* [THE EXERCISE]
Copy the lines of the listing below verbatim, from the line containing "360, 512, 375]" through the line containing "463, 645, 474]", both included. Reproduce only that stretch.
-- Begin MATERIAL SHOWN --
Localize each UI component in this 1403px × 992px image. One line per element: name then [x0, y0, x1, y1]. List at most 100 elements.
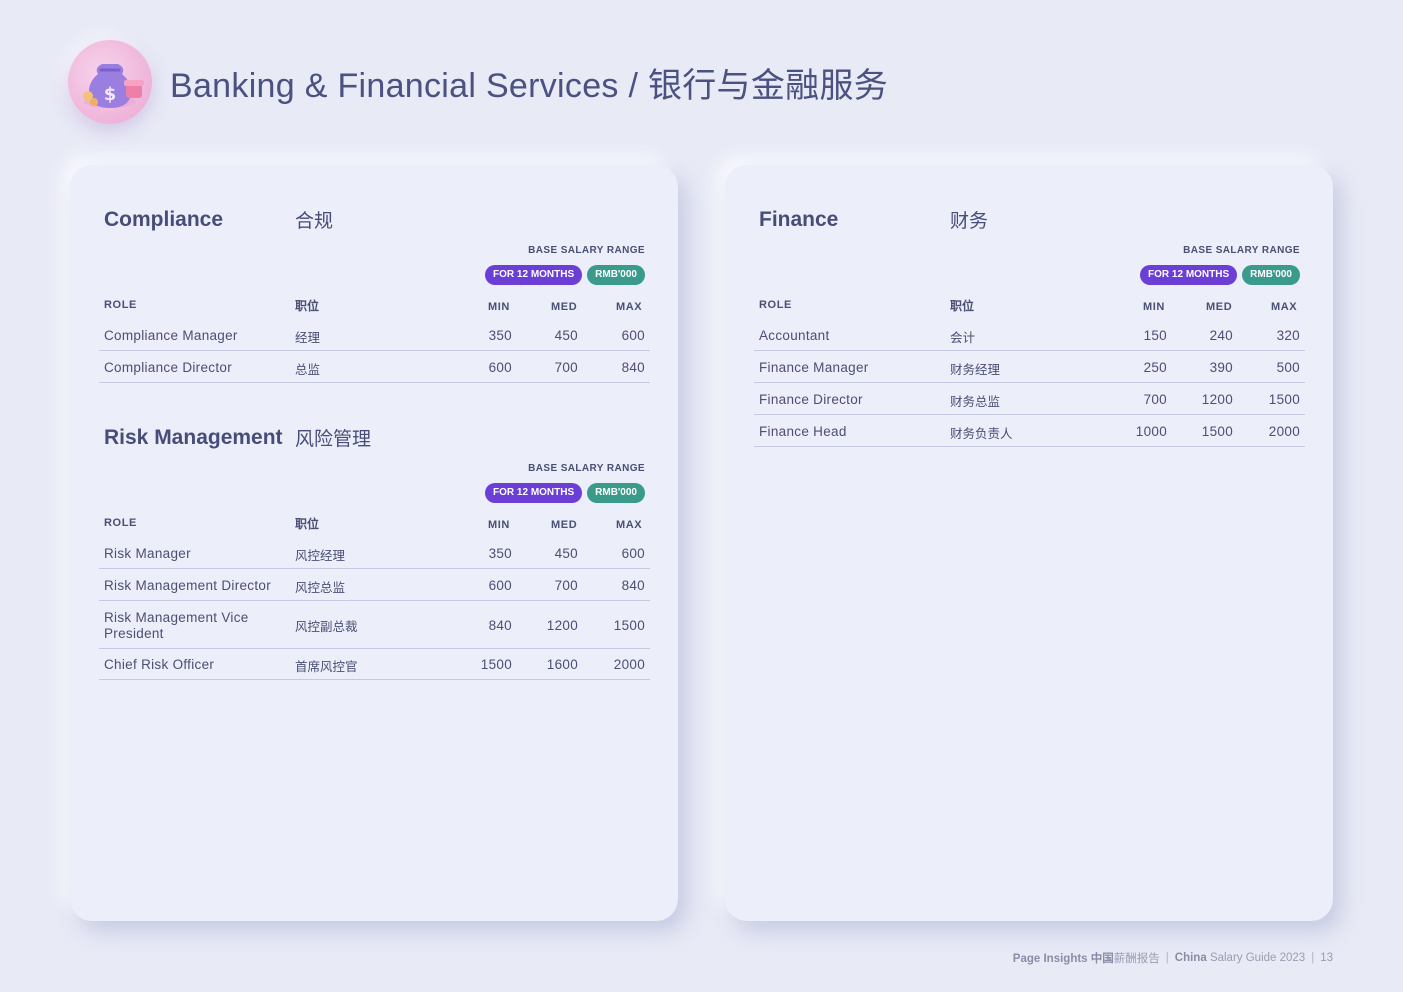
min-cell: 600	[488, 360, 512, 375]
max-cell: 320	[1276, 328, 1300, 343]
med-cell: 450	[554, 546, 578, 561]
med-cell: 390	[1209, 360, 1233, 375]
role-zh-cell: 财务经理	[950, 362, 1001, 377]
max-cell: 840	[621, 360, 645, 375]
section-title-zh: 财务	[950, 210, 989, 232]
role-cell: Risk Manager	[104, 546, 191, 561]
max-cell: 600	[621, 328, 645, 343]
max-cell: 840	[621, 578, 645, 593]
table-row: Accountant 会计 150 240 320	[754, 319, 1305, 351]
months-pill: FOR 12 MONTHS	[485, 483, 583, 503]
table-row: Risk Manager 风控经理 350 450 600	[99, 537, 650, 569]
section-title: Compliance	[104, 208, 224, 231]
salary-range-label: BASE SALARY RANGE	[528, 463, 645, 474]
med-cell: 240	[1209, 328, 1233, 343]
table-row: Finance Manager 财务经理 250 390 500	[754, 351, 1305, 383]
currency-pill: RMB'000	[587, 265, 645, 285]
role-cell: Risk Management Vice President	[104, 610, 249, 641]
role-zh-cell: 总监	[295, 362, 321, 377]
role-cell: Accountant	[759, 328, 830, 343]
page-title: Banking & Financial Services / 银行与金融服务	[170, 66, 889, 105]
left-card: Compliance 合规 BASE SALARY RANGE FOR 12 M…	[70, 165, 678, 921]
role-cell: Compliance Manager	[104, 328, 238, 343]
min-cell: 700	[1143, 392, 1167, 407]
salary-pills: FOR 12 MONTHS RMB'000	[485, 483, 645, 503]
med-cell: 1500	[1201, 424, 1233, 439]
col-role-zh: 职位	[295, 517, 320, 531]
role-zh-cell: 风控经理	[295, 548, 346, 563]
role-zh-cell: 会计	[950, 330, 976, 345]
min-cell: 350	[488, 328, 512, 343]
col-max: MAX	[1271, 301, 1298, 313]
footer-divider: |	[1165, 952, 1169, 964]
med-cell: 700	[554, 578, 578, 593]
col-max: MAX	[616, 519, 643, 531]
table-row: Risk Management Director 风控总监 600 700 84…	[99, 569, 650, 601]
max-cell: 2000	[1268, 424, 1300, 439]
section-title: Risk Management	[104, 426, 283, 449]
role-zh-cell: 财务负责人	[950, 426, 1013, 441]
col-med: MED	[551, 519, 578, 531]
section-title-zh: 风险管理	[295, 428, 372, 450]
col-min: MIN	[1143, 301, 1165, 313]
role-cell: Compliance Director	[104, 360, 232, 375]
table-row: Finance Head 财务负责人 1000 1500 2000	[754, 415, 1305, 447]
salary-range-label: BASE SALARY RANGE	[1183, 245, 1300, 256]
max-cell: 2000	[613, 657, 645, 672]
role-zh-cell: 风控总监	[295, 580, 346, 595]
col-max: MAX	[616, 301, 643, 313]
max-cell: 500	[1276, 360, 1300, 375]
role-cell: Finance Head	[759, 424, 847, 439]
min-cell: 840	[488, 618, 512, 633]
currency-pill: RMB'000	[1242, 265, 1300, 285]
table-row: Compliance Director 总监 600 700 840	[99, 351, 650, 383]
med-cell: 450	[554, 328, 578, 343]
col-role: ROLE	[104, 517, 137, 529]
footer-guide-bold: China	[1174, 952, 1207, 964]
min-cell: 250	[1143, 360, 1167, 375]
col-role-zh: 职位	[950, 299, 975, 313]
salary-pills: FOR 12 MONTHS RMB'000	[485, 265, 645, 285]
page-header: $ Banking & Financial Services / 银行与金融服务	[68, 40, 888, 124]
right-card: Finance 财务 BASE SALARY RANGE FOR 12 MONT…	[725, 165, 1333, 921]
footer-brand-zh: 薪酬报告	[1113, 953, 1160, 965]
salary-range-label: BASE SALARY RANGE	[528, 245, 645, 256]
currency-pill: RMB'000	[587, 483, 645, 503]
role-cell: Risk Management Director	[104, 578, 272, 593]
section-title: Finance	[759, 208, 839, 231]
col-role: ROLE	[104, 299, 137, 311]
med-cell: 1200	[546, 618, 578, 633]
min-cell: 350	[488, 546, 512, 561]
role-zh-cell: 财务总监	[950, 394, 1001, 409]
col-med: MED	[551, 301, 578, 313]
months-pill: FOR 12 MONTHS	[485, 265, 583, 285]
min-cell: 1500	[480, 657, 512, 672]
table-row: Compliance Manager 经理 350 450 600	[99, 319, 650, 351]
max-cell: 1500	[1268, 392, 1300, 407]
col-role-zh: 职位	[295, 299, 320, 313]
page-number: 13	[1320, 952, 1333, 964]
footer-brand-zh-bold: 中国	[1090, 953, 1114, 965]
role-zh-cell: 风控副总裁	[295, 619, 358, 634]
money-bag-icon: $	[68, 40, 152, 124]
min-cell: 600	[488, 578, 512, 593]
min-cell: 1000	[1135, 424, 1167, 439]
col-med: MED	[1206, 301, 1233, 313]
role-zh-cell: 首席风控官	[295, 659, 358, 674]
salary-pills: FOR 12 MONTHS RMB'000	[1140, 265, 1300, 285]
table-row: Risk Management Vice President 风控副总裁 840…	[99, 601, 650, 649]
max-cell: 600	[621, 546, 645, 561]
min-cell: 150	[1143, 328, 1167, 343]
role-cell: Finance Director	[759, 392, 863, 407]
footer-brand: Page Insights	[1012, 953, 1088, 965]
svg-text:$: $	[104, 84, 117, 105]
role-cell: Chief Risk Officer	[104, 657, 215, 672]
page-footer: Page Insights 中国薪酬报告 | China Salary Guid…	[1013, 950, 1333, 966]
max-cell: 1500	[613, 618, 645, 633]
table-row: Chief Risk Officer 首席风控官 1500 1600 2000	[99, 649, 650, 680]
med-cell: 1600	[546, 657, 578, 672]
col-role: ROLE	[759, 299, 792, 311]
med-cell: 1200	[1201, 392, 1233, 407]
footer-divider: |	[1311, 952, 1315, 964]
table-row: Finance Director 财务总监 700 1200 1500	[754, 383, 1305, 415]
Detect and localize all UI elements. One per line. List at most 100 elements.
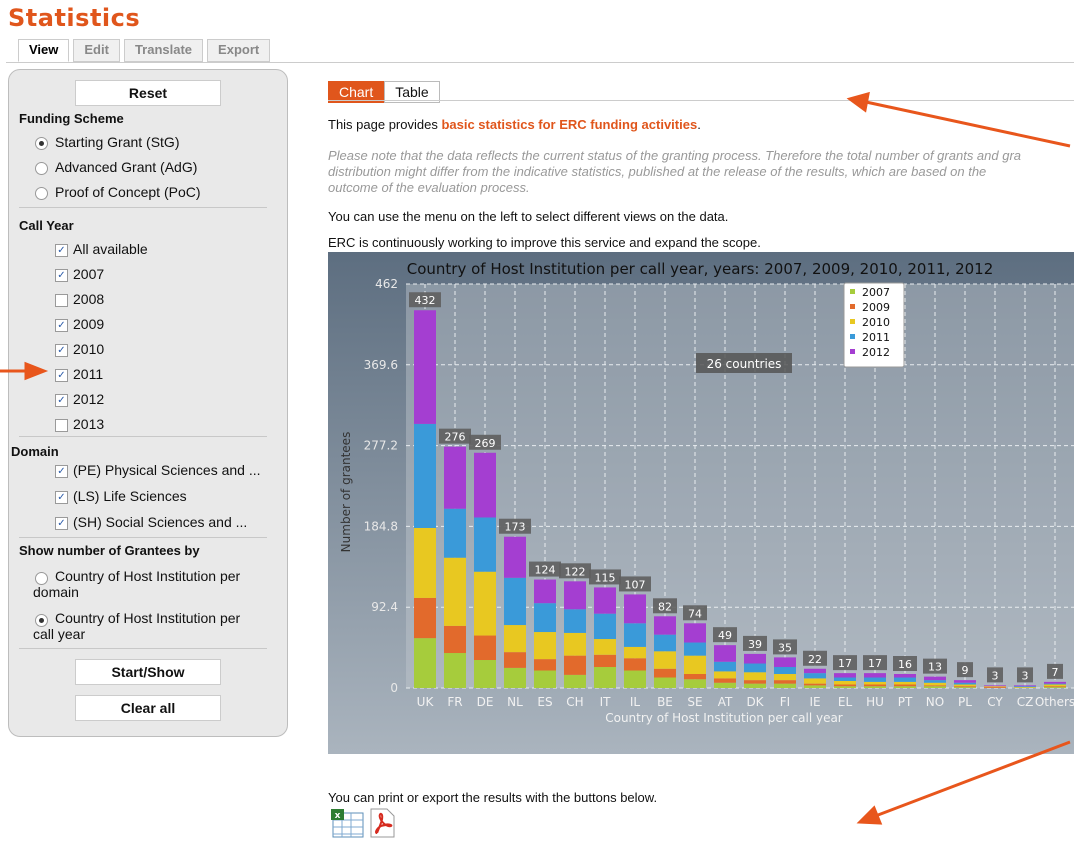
menu-hint: You can use the menu on the left to sele…: [328, 209, 729, 224]
note-line-3: outcome of the evaluation process.: [328, 180, 530, 195]
option-per-call-year-line2[interactable]: call year: [33, 626, 85, 642]
label-pe[interactable]: (PE) Physical Sciences and ...: [73, 462, 261, 478]
checkbox-2010[interactable]: ✓: [55, 344, 68, 357]
bar-segment-FR-2007: [444, 653, 466, 688]
radio-poc[interactable]: [35, 187, 48, 200]
bar-segment-DK-2007: [744, 683, 766, 688]
checkbox-2009[interactable]: ✓: [55, 319, 68, 332]
export-hint: You can print or export the results with…: [328, 790, 658, 805]
x-tick-label: ES: [537, 695, 552, 709]
filter-sidebar: Reset Funding Scheme Starting Grant (StG…: [8, 69, 288, 737]
label-ls[interactable]: (LS) Life Sciences: [73, 488, 187, 504]
bar-segment-UK-2012: [414, 310, 436, 424]
option-poc[interactable]: Proof of Concept (PoC): [55, 184, 201, 200]
legend-label-2010: 2010: [862, 316, 890, 329]
value-label: 107: [625, 578, 646, 591]
checkbox-2013[interactable]: [55, 419, 68, 432]
bar-segment-ES-2010: [534, 632, 556, 660]
x-tick-label: IT: [600, 695, 612, 709]
page-title: Statistics: [8, 4, 141, 32]
bar-segment-IE-2012: [804, 668, 826, 674]
checkbox-2011[interactable]: ✓: [55, 369, 68, 382]
x-axis-label: Country of Host Institution per call yea…: [605, 711, 843, 725]
value-label: 124: [535, 564, 556, 577]
divider: [19, 436, 267, 437]
legend-swatch-2009: [850, 304, 855, 309]
arrow-line: [865, 100, 1071, 148]
tab-view[interactable]: View: [18, 39, 70, 62]
label-2007[interactable]: 2007: [73, 266, 104, 282]
radio-adg[interactable]: [35, 162, 48, 175]
reset-button[interactable]: Reset: [75, 80, 221, 106]
label-sh[interactable]: (SH) Social Sciences and ...: [73, 514, 247, 530]
tab-translate[interactable]: Translate: [123, 39, 204, 62]
funding-scheme-heading: Funding Scheme: [19, 111, 124, 126]
legend-swatch-2010: [850, 319, 855, 324]
legend-label-2009: 2009: [862, 301, 890, 314]
excel-icon[interactable]: x: [330, 808, 364, 838]
label-2011[interactable]: 2011: [73, 366, 103, 382]
bar-segment-Others-2011: [1044, 683, 1066, 685]
label-2009[interactable]: 2009: [73, 316, 104, 332]
checkbox-pe[interactable]: ✓: [55, 465, 68, 478]
option-per-call-year-line1[interactable]: Country of Host Institution per: [55, 610, 240, 626]
bar-segment-UK-2010: [414, 527, 436, 598]
radio-stg[interactable]: [35, 137, 48, 150]
checkbox-all-available[interactable]: ✓: [55, 244, 68, 257]
checkbox-2012[interactable]: ✓: [55, 394, 68, 407]
arrow-head: [846, 91, 870, 113]
tab-export[interactable]: Export: [207, 39, 271, 62]
y-tick-label: 462: [375, 277, 398, 291]
value-label: 49: [718, 629, 732, 642]
bar-segment-DK-2009: [744, 680, 766, 684]
bar-segment-IL-2011: [624, 623, 646, 647]
bar-segment-PT-2010: [894, 681, 916, 685]
value-label: 39: [748, 638, 762, 651]
bar-segment-HU-2011: [864, 677, 886, 682]
bar-segment-CZ-2011: [1014, 686, 1036, 688]
bar-segment-UK-2011: [414, 423, 436, 528]
legend-swatch-2011: [850, 334, 855, 339]
bar-segment-NO-2007: [924, 686, 946, 688]
checkbox-2007[interactable]: ✓: [55, 269, 68, 282]
checkbox-2008[interactable]: [55, 294, 68, 307]
label-2013[interactable]: 2013: [73, 416, 104, 432]
x-tick-label: PT: [898, 695, 913, 709]
option-stg[interactable]: Starting Grant (StG): [55, 134, 179, 150]
stats-link[interactable]: basic statistics for ERC funding activit…: [441, 117, 697, 132]
checkbox-ls[interactable]: ✓: [55, 491, 68, 504]
x-tick-label: NL: [507, 695, 523, 709]
bar-segment-PL-2009: [954, 686, 976, 688]
bar-segment-PL-2011: [954, 682, 976, 685]
bar-segment-ES-2011: [534, 603, 556, 633]
tab-edit[interactable]: Edit: [73, 39, 120, 62]
bar-segment-HU-2009: [864, 684, 886, 687]
divider: [19, 537, 267, 538]
checkbox-sh[interactable]: ✓: [55, 517, 68, 530]
option-adg[interactable]: Advanced Grant (AdG): [55, 159, 197, 175]
note-line-2: distribution might differ from the indic…: [328, 164, 987, 179]
value-label: 17: [868, 657, 882, 670]
value-label: 269: [475, 437, 496, 450]
label-2012[interactable]: 2012: [73, 391, 104, 407]
label-2008[interactable]: 2008: [73, 291, 104, 307]
value-label: 22: [808, 653, 822, 666]
x-tick-label: SE: [687, 695, 702, 709]
clear-all-button[interactable]: Clear all: [75, 695, 221, 721]
bar-segment-Others-2010: [1044, 684, 1066, 687]
bar-segment-HU-2007: [864, 686, 886, 688]
label-2010[interactable]: 2010: [73, 341, 104, 357]
label-all-available[interactable]: All available: [73, 241, 148, 257]
pdf-icon[interactable]: [368, 808, 396, 838]
legend-label-2011: 2011: [862, 331, 890, 344]
bar-segment-IL-2007: [624, 670, 646, 688]
value-label: 82: [658, 600, 672, 613]
bar-segment-NL-2009: [504, 652, 526, 668]
start-show-button[interactable]: Start/Show: [75, 659, 221, 685]
legend-label-2012: 2012: [862, 346, 890, 359]
option-per-domain-line2[interactable]: domain: [33, 584, 79, 600]
intro-prefix: This page provides: [328, 117, 442, 132]
bar-segment-IE-2007: [804, 685, 826, 688]
bar-segment-IT-2010: [594, 639, 616, 655]
option-per-domain-line1[interactable]: Country of Host Institution per: [55, 568, 240, 584]
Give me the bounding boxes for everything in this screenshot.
-- End MATERIAL SHOWN --
* [RESPONSE TO THE EXERCISE]
min-cell: 600	[488, 360, 512, 375]
max-cell: 320	[1276, 328, 1300, 343]
med-cell: 450	[554, 546, 578, 561]
med-cell: 390	[1209, 360, 1233, 375]
role-zh-cell: 财务经理	[950, 362, 1001, 377]
max-cell: 840	[621, 360, 645, 375]
section-title-zh: 财务	[950, 210, 989, 232]
role-cell: Risk Manager	[104, 546, 191, 561]
max-cell: 600	[621, 328, 645, 343]
max-cell: 840	[621, 578, 645, 593]
table-row: Accountant 会计 150 240 320	[754, 319, 1305, 351]
months-pill: FOR 12 MONTHS	[485, 483, 583, 503]
table-row: Risk Manager 风控经理 350 450 600	[99, 537, 650, 569]
section-title: Compliance	[104, 208, 224, 231]
salary-range-label: BASE SALARY RANGE	[528, 463, 645, 474]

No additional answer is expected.